Dataset items:
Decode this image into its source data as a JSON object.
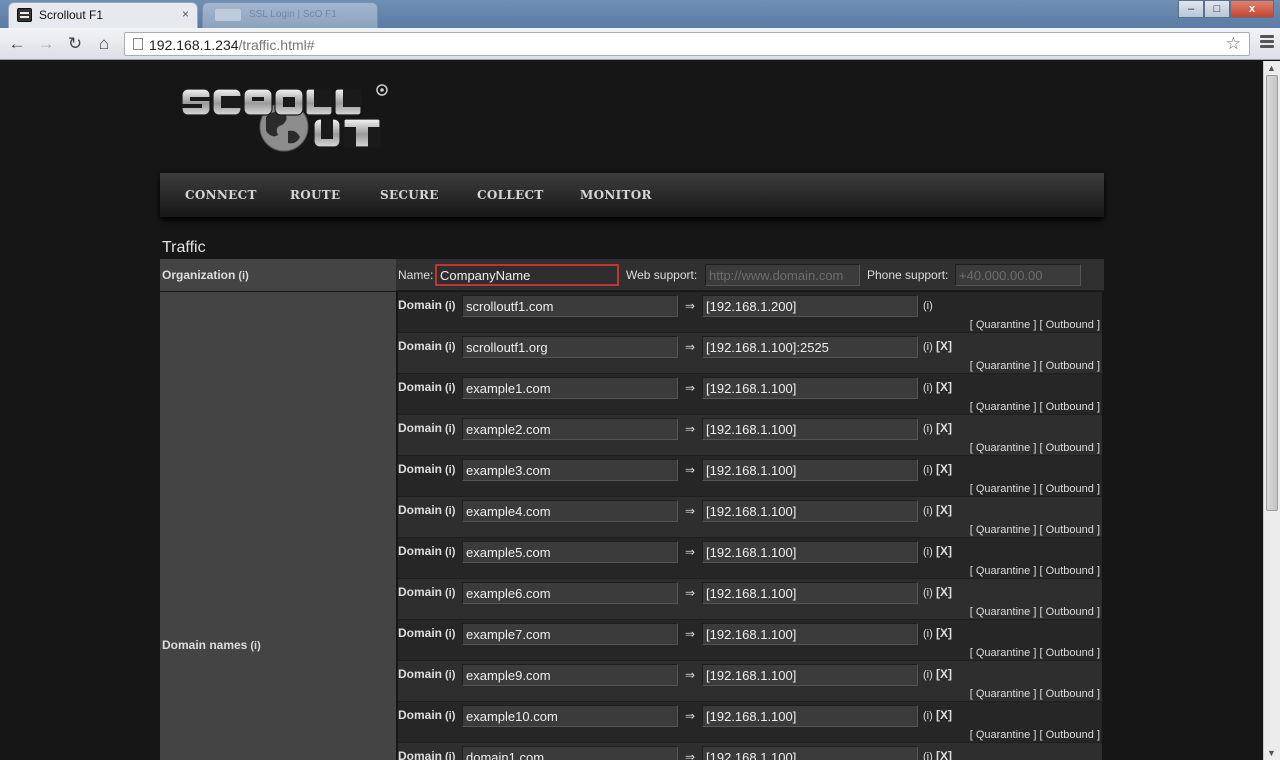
{
  "browser": {
    "active_tab_title": "Scrollout F1",
    "inactive_tab_text": "SSL Login | ScO F1",
    "tab_close_glyph": "×",
    "url_host": "192.168.1.234",
    "url_path": "/traffic.html#",
    "minimize_glyph": "–",
    "maximize_glyph": "□",
    "close_glyph": "x"
  },
  "nav": {
    "items": [
      "CONNECT",
      "ROUTE",
      "SECURE",
      "COLLECT",
      "MONITOR"
    ]
  },
  "page": {
    "title": "Traffic",
    "info_glyph": "(i)"
  },
  "organization": {
    "label": "Organization",
    "name_label": "Name:",
    "name_value": "CompanyName",
    "web_label": "Web support:",
    "web_placeholder": "http://www.domain.com",
    "phone_label": "Phone support:",
    "phone_placeholder": "+40.000.00.00"
  },
  "domains": {
    "label": "Domain names",
    "row_label": "Domain",
    "arrow": "⇒",
    "delete_label": "[X]",
    "quarantine_label": "[ Quarantine ]",
    "outbound_label": "[ Outbound ]",
    "rows": [
      {
        "domain": "scrolloutf1.com",
        "target": "[192.168.1.200]",
        "deletable": false
      },
      {
        "domain": "scrolloutf1.org",
        "target": "[192.168.1.100]:2525",
        "deletable": true
      },
      {
        "domain": "example1.com",
        "target": "[192.168.1.100]",
        "deletable": true
      },
      {
        "domain": "example2.com",
        "target": "[192.168.1.100]",
        "deletable": true
      },
      {
        "domain": "example3.com",
        "target": "[192.168.1.100]",
        "deletable": true
      },
      {
        "domain": "example4.com",
        "target": "[192.168.1.100]",
        "deletable": true
      },
      {
        "domain": "example5.com",
        "target": "[192.168.1.100]",
        "deletable": true
      },
      {
        "domain": "example6.com",
        "target": "[192.168.1.100]",
        "deletable": true
      },
      {
        "domain": "example7.com",
        "target": "[192.168.1.100]",
        "deletable": true
      },
      {
        "domain": "example9.com",
        "target": "[192.168.1.100]",
        "deletable": true
      },
      {
        "domain": "example10.com",
        "target": "[192.168.1.100]",
        "deletable": true
      },
      {
        "domain": "domain1.com",
        "target": "[192.168.1.100]",
        "deletable": true
      }
    ]
  }
}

What the exercise asks:
Do not include images; quote all of the entries above exactly.

Result for this task:
Decode this image into its source data as a JSON object.
{
  "browser": {
    "active_tab_title": "Scrollout F1",
    "inactive_tab_text": "SSL Login | ScO F1",
    "tab_close_glyph": "×",
    "url_host": "192.168.1.234",
    "url_path": "/traffic.html#",
    "minimize_glyph": "–",
    "maximize_glyph": "□",
    "close_glyph": "x"
  },
  "nav": {
    "items": [
      "CONNECT",
      "ROUTE",
      "SECURE",
      "COLLECT",
      "MONITOR"
    ]
  },
  "page": {
    "title": "Traffic",
    "info_glyph": "(i)"
  },
  "organization": {
    "label": "Organization",
    "name_label": "Name:",
    "name_value": "CompanyName",
    "web_label": "Web support:",
    "web_placeholder": "http://www.domain.com",
    "phone_label": "Phone support:",
    "phone_placeholder": "+40.000.00.00"
  },
  "domains": {
    "label": "Domain names",
    "row_label": "Domain",
    "arrow": "⇒",
    "delete_label": "[X]",
    "quarantine_label": "[ Quarantine ]",
    "outbound_label": "[ Outbound ]",
    "rows": [
      {
        "domain": "scrolloutf1.com",
        "target": "[192.168.1.200]",
        "deletable": false
      },
      {
        "domain": "scrolloutf1.org",
        "target": "[192.168.1.100]:2525",
        "deletable": true
      },
      {
        "domain": "example1.com",
        "target": "[192.168.1.100]",
        "deletable": true
      },
      {
        "domain": "example2.com",
        "target": "[192.168.1.100]",
        "deletable": true
      },
      {
        "domain": "example3.com",
        "target": "[192.168.1.100]",
        "deletable": true
      },
      {
        "domain": "example4.com",
        "target": "[192.168.1.100]",
        "deletable": true
      },
      {
        "domain": "example5.com",
        "target": "[192.168.1.100]",
        "deletable": true
      },
      {
        "domain": "example6.com",
        "target": "[192.168.1.100]",
        "deletable": true
      },
      {
        "domain": "example7.com",
        "target": "[192.168.1.100]",
        "deletable": true
      },
      {
        "domain": "example9.com",
        "target": "[192.168.1.100]",
        "deletable": true
      },
      {
        "domain": "example10.com",
        "target": "[192.168.1.100]",
        "deletable": true
      },
      {
        "domain": "domain1.com",
        "target": "[192.168.1.100]",
        "deletable": true
      }
    ]
  }
}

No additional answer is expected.